**REQUIRED TASK**
Locate the word "ovat" in the data below, then copy every line that holds it.

**SUPPLIED RECORDS**
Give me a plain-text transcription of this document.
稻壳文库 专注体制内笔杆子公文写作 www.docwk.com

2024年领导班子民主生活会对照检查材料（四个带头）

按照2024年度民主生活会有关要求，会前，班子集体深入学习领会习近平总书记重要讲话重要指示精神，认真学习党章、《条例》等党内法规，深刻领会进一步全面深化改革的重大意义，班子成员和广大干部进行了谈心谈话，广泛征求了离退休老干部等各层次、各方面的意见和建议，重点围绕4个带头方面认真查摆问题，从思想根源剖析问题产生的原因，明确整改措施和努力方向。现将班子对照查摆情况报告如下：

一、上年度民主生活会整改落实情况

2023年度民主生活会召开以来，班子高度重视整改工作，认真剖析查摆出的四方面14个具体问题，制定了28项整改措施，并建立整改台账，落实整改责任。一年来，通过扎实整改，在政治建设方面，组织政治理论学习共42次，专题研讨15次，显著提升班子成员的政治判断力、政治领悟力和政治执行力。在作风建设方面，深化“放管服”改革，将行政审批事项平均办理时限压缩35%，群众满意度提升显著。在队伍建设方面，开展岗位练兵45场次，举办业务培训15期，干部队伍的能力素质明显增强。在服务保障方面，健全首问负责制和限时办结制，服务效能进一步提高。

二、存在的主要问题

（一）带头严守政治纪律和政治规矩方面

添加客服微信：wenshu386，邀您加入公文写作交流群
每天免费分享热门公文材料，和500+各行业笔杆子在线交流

---

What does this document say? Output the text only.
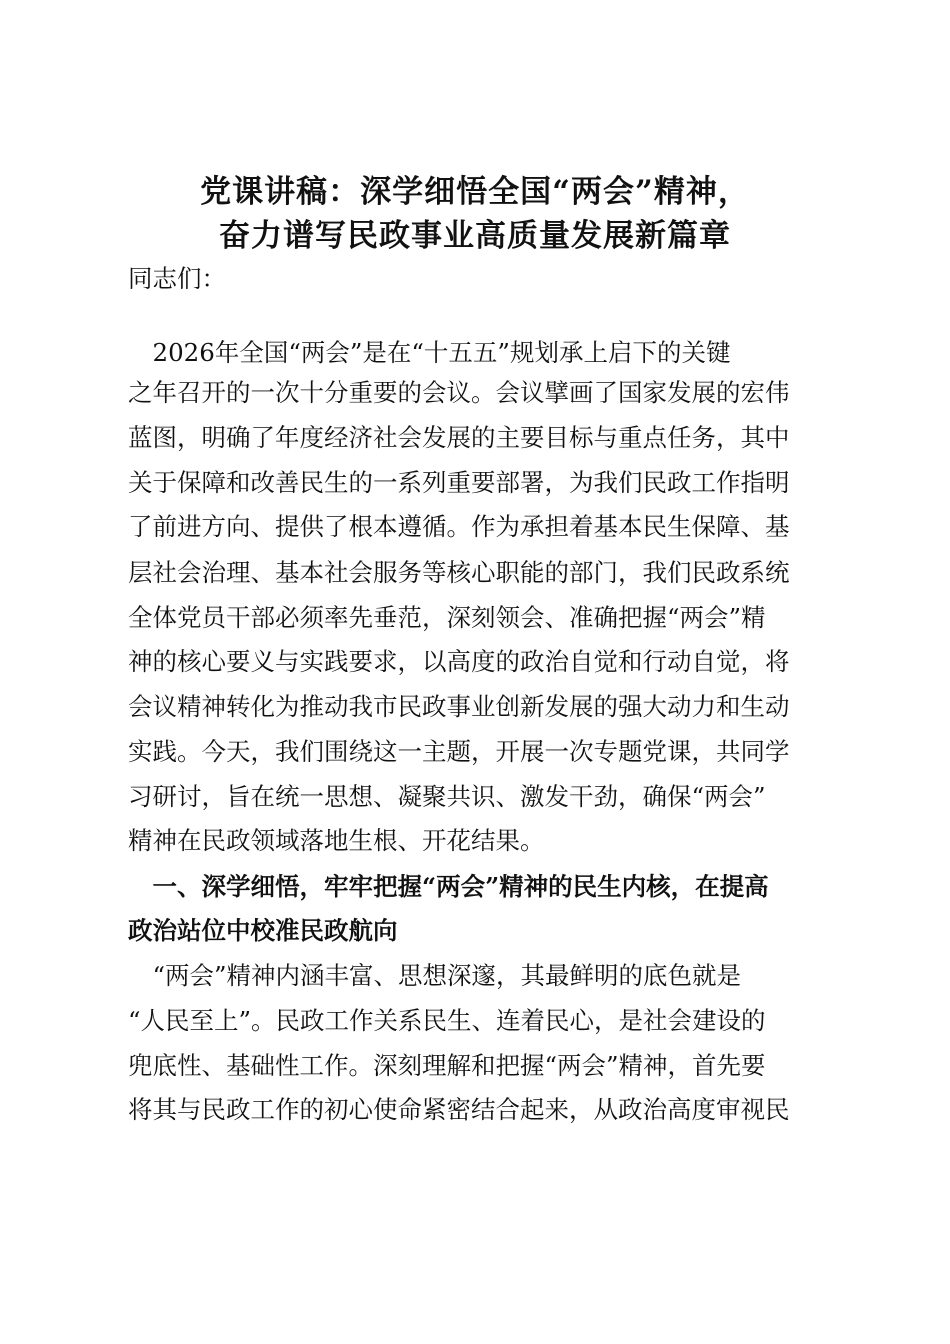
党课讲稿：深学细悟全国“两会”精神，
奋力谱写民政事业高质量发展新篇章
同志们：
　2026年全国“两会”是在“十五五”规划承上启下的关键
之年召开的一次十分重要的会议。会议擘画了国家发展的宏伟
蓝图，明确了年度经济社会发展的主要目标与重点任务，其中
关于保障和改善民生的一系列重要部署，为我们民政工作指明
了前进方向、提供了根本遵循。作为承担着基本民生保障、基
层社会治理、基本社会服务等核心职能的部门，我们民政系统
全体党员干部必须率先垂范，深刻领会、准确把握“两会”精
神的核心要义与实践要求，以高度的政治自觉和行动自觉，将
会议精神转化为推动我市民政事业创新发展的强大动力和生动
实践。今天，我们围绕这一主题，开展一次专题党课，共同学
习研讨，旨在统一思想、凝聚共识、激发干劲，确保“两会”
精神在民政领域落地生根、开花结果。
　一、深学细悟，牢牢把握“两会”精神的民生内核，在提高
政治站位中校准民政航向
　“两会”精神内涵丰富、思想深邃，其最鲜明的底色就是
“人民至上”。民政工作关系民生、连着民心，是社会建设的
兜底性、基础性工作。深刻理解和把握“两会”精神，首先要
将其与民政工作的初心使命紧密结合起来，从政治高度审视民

==

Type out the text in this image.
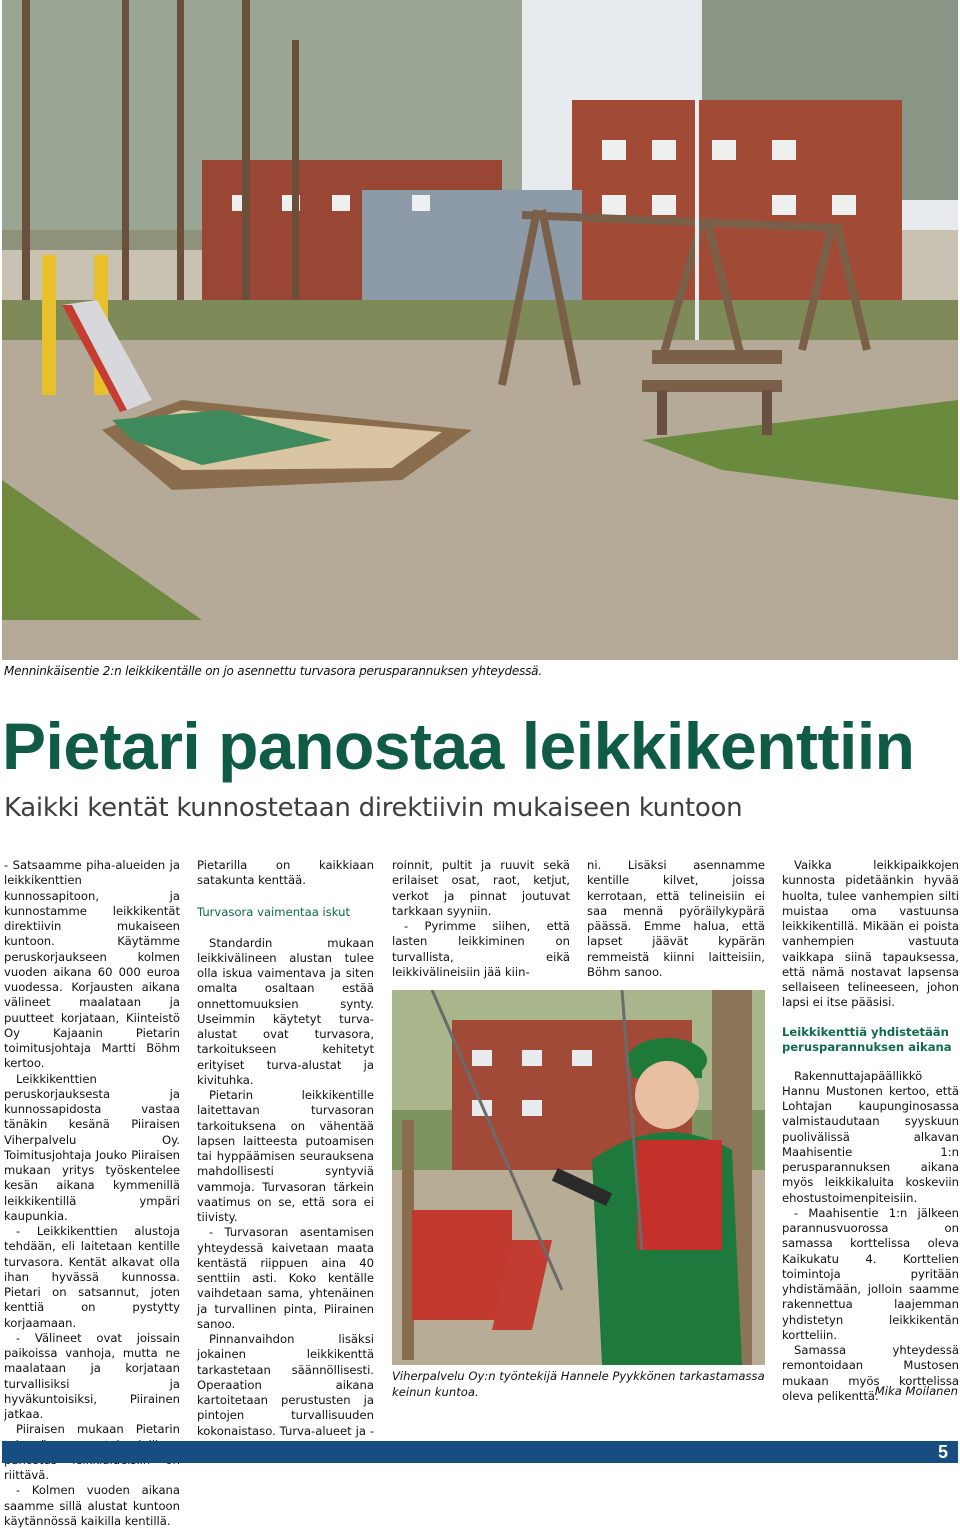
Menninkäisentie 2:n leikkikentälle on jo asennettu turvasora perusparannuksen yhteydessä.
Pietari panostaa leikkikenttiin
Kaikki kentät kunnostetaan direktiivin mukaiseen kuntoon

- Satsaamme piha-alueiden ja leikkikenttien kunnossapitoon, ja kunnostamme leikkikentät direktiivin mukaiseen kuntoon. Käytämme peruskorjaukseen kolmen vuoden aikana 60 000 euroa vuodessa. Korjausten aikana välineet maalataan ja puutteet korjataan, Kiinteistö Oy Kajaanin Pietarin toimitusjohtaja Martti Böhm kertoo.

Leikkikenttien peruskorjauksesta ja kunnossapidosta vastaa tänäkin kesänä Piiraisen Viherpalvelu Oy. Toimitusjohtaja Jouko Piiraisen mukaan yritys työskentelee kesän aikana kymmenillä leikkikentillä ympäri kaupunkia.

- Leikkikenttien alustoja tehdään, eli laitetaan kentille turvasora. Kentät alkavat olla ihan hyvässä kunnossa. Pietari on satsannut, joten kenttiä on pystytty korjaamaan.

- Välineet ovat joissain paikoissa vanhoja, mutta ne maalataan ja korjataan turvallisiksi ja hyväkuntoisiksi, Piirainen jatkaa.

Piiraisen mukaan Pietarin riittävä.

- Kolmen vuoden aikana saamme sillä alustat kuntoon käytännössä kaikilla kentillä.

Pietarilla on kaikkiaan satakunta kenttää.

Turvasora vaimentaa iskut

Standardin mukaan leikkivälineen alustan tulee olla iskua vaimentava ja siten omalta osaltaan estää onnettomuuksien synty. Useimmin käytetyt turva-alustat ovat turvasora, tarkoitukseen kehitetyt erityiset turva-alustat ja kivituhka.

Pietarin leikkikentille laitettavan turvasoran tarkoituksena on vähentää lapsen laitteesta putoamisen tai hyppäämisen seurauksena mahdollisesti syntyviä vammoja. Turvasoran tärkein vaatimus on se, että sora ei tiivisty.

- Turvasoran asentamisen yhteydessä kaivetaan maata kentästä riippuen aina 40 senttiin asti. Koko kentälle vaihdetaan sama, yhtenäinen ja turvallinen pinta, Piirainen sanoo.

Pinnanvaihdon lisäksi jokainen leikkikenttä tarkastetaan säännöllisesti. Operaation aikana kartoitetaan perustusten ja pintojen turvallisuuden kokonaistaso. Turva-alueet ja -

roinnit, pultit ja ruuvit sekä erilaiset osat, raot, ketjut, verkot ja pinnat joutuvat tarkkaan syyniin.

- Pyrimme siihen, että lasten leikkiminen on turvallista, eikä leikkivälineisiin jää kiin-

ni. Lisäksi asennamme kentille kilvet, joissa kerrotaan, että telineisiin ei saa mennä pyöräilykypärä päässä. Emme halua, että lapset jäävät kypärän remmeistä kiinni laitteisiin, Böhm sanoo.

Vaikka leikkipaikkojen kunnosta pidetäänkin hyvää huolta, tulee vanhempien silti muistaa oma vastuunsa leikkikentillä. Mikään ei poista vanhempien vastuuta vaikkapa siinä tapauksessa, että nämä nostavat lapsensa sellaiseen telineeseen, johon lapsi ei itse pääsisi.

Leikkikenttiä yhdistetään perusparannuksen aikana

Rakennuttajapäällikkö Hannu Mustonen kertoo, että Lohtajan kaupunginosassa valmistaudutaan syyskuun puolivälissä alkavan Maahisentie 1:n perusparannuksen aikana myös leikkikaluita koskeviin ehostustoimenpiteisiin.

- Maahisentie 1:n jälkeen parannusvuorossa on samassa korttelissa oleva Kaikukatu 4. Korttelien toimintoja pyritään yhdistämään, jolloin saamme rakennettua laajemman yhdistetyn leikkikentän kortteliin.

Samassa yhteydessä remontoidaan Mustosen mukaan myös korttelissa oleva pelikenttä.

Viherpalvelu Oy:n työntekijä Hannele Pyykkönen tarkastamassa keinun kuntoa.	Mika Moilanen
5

**SOLUTION FOR THIS TASK**
- Välineet ovat joissain paikoissa vanhoja, mutta ne maalataan ja korjataan turvallisiksi ja hyväkuntoisiksi, Piirainen jatkaa.
Standardin mukaan leikkivälineen alustan tulee olla iskua vaimentava ja siten omalta osaltaan estää onnettomuuksien synty. Useimmin käytetyt turva-alustat ovat turvasora, tarkoitukseen kehitetyt erityiset turva-alustat ja kivituhka.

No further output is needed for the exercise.